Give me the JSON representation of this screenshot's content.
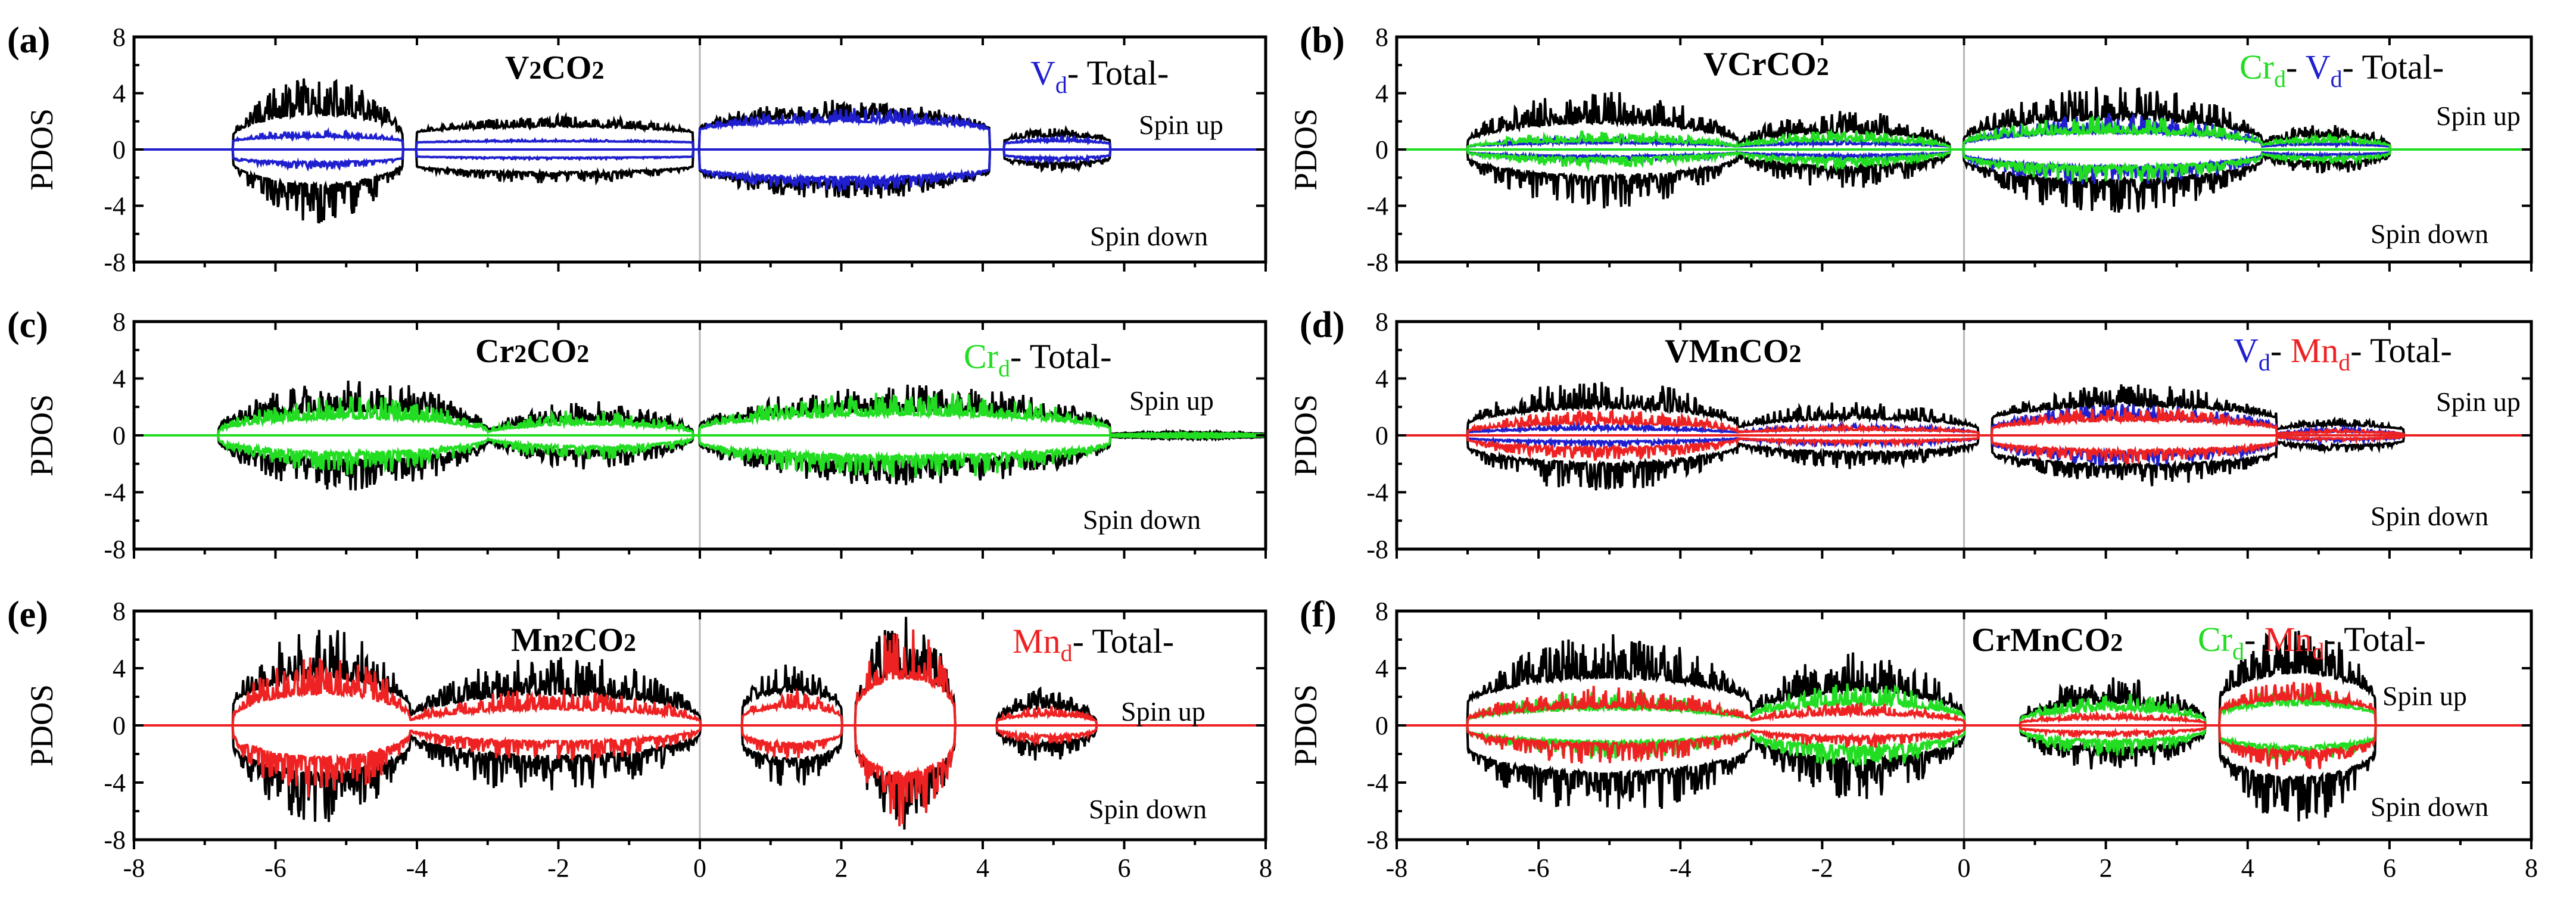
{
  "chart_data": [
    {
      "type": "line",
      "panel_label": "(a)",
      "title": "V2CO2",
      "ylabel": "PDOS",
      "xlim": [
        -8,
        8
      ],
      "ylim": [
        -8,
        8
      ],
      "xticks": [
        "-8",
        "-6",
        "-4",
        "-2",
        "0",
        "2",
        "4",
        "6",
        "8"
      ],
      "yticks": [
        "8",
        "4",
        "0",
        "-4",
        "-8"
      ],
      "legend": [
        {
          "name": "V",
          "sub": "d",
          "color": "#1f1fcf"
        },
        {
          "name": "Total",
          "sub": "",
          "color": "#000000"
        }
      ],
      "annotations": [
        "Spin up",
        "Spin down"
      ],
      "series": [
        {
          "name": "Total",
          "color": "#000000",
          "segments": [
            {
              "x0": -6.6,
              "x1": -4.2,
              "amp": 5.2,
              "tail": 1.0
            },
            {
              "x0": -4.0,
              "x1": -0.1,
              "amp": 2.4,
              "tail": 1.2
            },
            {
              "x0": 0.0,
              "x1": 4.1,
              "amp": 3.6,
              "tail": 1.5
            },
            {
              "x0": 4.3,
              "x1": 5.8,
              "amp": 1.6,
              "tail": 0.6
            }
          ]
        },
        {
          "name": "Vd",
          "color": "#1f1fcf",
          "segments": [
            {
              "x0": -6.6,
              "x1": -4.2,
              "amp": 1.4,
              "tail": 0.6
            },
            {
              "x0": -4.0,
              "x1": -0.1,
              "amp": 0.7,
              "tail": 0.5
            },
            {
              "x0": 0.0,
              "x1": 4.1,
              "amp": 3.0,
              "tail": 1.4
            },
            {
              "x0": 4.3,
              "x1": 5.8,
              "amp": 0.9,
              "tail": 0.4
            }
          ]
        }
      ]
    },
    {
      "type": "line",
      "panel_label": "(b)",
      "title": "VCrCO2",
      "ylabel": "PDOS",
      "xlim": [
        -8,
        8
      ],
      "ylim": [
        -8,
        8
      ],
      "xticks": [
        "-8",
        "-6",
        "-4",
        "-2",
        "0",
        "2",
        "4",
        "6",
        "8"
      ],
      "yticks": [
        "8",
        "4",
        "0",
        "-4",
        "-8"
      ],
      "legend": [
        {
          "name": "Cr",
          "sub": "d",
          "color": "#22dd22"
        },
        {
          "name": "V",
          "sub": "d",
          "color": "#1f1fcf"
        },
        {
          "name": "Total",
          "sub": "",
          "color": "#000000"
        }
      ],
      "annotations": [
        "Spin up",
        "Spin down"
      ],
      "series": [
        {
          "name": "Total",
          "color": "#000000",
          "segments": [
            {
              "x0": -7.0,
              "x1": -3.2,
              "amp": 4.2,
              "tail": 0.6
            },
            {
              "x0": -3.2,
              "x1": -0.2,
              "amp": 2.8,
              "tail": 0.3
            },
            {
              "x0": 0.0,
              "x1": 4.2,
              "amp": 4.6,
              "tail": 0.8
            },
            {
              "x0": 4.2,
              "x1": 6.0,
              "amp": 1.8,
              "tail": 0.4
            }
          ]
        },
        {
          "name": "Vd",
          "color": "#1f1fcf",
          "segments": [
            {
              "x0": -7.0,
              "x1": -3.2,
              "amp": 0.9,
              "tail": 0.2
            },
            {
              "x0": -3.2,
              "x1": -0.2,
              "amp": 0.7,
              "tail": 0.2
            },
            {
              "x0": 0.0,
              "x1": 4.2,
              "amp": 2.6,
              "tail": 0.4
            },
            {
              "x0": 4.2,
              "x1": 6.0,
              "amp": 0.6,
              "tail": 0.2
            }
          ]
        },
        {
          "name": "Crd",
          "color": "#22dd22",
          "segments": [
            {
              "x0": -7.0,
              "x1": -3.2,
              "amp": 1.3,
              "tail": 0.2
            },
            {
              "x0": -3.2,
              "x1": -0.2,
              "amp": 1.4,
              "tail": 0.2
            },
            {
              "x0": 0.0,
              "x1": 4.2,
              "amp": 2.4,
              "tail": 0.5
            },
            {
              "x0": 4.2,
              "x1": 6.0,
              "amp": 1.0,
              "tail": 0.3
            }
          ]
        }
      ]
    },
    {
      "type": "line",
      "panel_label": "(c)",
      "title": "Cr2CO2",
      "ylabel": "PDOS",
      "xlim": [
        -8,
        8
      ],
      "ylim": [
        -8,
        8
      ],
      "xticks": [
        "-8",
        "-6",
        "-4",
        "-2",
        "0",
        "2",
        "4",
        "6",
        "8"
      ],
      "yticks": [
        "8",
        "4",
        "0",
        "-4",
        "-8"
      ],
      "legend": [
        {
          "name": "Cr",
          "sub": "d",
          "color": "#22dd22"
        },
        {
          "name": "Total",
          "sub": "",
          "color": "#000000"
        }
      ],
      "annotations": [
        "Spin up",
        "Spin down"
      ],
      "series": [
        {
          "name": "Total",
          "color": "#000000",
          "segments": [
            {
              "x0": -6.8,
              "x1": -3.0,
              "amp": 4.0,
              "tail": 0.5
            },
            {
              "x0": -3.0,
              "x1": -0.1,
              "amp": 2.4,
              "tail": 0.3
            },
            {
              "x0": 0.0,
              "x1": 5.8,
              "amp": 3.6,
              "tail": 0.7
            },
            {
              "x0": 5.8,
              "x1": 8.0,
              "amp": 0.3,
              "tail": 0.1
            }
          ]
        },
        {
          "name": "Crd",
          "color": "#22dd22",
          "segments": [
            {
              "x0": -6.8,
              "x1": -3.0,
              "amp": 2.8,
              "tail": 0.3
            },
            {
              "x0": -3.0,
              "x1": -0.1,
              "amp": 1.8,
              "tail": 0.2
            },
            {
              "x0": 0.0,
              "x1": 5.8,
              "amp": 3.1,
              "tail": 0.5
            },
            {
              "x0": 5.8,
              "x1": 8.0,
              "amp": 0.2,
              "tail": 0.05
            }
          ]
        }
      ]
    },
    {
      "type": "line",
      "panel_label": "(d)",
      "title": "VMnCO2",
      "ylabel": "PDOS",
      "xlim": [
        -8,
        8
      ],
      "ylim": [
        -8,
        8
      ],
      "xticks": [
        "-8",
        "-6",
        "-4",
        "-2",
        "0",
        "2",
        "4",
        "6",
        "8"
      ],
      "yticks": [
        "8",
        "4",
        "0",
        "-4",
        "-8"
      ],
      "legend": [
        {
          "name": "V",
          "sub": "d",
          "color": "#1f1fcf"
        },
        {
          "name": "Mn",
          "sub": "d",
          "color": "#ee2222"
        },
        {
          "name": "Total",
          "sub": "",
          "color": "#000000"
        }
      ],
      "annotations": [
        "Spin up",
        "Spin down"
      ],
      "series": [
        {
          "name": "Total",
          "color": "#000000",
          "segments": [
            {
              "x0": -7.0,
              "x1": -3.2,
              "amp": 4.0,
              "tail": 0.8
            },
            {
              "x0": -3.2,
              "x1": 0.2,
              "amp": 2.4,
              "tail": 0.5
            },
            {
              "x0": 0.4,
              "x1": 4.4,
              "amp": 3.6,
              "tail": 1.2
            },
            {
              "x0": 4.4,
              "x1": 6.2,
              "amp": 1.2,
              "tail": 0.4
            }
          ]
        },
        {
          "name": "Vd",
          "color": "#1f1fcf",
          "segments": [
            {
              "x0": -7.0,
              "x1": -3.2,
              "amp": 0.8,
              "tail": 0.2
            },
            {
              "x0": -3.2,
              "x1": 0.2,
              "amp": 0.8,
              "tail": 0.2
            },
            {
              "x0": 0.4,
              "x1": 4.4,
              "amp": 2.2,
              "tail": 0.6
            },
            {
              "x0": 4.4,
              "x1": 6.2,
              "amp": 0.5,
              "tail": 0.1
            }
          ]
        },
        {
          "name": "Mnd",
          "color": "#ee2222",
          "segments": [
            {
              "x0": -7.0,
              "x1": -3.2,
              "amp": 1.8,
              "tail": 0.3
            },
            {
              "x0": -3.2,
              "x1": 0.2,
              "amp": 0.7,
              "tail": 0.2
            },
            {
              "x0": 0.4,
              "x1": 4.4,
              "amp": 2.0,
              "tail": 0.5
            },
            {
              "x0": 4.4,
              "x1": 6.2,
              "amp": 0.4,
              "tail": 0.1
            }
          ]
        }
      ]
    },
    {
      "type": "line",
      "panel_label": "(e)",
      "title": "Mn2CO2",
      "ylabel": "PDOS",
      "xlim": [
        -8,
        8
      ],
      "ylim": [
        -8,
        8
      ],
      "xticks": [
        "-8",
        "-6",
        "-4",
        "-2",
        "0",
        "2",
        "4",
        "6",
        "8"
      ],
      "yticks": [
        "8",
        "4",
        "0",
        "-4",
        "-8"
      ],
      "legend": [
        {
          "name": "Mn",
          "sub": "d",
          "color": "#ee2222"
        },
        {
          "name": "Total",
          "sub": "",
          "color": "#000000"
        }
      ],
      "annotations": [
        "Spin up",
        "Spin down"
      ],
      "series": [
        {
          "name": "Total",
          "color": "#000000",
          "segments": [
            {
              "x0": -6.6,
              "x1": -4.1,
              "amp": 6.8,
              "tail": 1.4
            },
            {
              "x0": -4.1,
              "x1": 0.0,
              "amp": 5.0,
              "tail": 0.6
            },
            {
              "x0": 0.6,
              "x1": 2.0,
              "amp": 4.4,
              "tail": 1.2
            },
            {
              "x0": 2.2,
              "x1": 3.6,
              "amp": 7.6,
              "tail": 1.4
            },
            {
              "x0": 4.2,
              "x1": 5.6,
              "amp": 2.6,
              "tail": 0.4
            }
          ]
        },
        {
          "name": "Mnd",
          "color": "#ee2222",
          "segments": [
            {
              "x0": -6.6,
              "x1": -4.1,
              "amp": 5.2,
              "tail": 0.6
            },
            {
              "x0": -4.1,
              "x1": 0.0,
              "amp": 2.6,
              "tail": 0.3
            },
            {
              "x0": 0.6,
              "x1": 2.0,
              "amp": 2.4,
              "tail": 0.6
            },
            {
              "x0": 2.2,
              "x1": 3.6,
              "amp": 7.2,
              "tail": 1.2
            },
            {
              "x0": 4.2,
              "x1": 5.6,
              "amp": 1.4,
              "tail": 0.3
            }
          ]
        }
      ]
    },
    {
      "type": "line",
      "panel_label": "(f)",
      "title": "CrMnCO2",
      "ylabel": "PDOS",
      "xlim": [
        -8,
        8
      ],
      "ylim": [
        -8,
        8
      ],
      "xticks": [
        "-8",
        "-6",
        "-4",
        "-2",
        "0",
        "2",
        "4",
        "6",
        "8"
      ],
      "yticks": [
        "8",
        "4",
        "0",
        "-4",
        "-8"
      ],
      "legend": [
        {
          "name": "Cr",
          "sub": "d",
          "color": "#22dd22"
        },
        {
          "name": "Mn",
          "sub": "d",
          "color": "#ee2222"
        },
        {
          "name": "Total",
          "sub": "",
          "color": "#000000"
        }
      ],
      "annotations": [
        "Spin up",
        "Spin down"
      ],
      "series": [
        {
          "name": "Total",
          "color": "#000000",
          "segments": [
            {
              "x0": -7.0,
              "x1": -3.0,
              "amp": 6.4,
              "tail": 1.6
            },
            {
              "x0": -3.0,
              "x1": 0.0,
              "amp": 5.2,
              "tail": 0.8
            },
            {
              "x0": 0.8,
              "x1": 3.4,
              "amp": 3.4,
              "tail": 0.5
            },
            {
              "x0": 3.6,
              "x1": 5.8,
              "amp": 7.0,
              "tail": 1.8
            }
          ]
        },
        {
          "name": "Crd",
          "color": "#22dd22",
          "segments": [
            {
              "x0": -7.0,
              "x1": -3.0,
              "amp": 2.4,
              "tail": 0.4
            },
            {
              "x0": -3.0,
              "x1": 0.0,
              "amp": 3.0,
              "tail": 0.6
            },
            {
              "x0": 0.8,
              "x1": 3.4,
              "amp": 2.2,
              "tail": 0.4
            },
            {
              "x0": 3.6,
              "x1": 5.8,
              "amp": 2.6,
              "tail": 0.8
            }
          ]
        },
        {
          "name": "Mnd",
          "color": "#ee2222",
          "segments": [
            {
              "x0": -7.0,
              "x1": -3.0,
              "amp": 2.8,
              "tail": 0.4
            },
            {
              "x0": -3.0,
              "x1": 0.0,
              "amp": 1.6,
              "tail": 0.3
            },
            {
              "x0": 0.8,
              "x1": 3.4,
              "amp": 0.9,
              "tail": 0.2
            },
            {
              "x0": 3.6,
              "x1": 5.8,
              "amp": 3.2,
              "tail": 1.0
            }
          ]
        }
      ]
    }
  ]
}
* * *
### Aim of the exercise
Tally the lines of the listing in which the word "title" occurs, and state the total alone.

### Completed exercise
6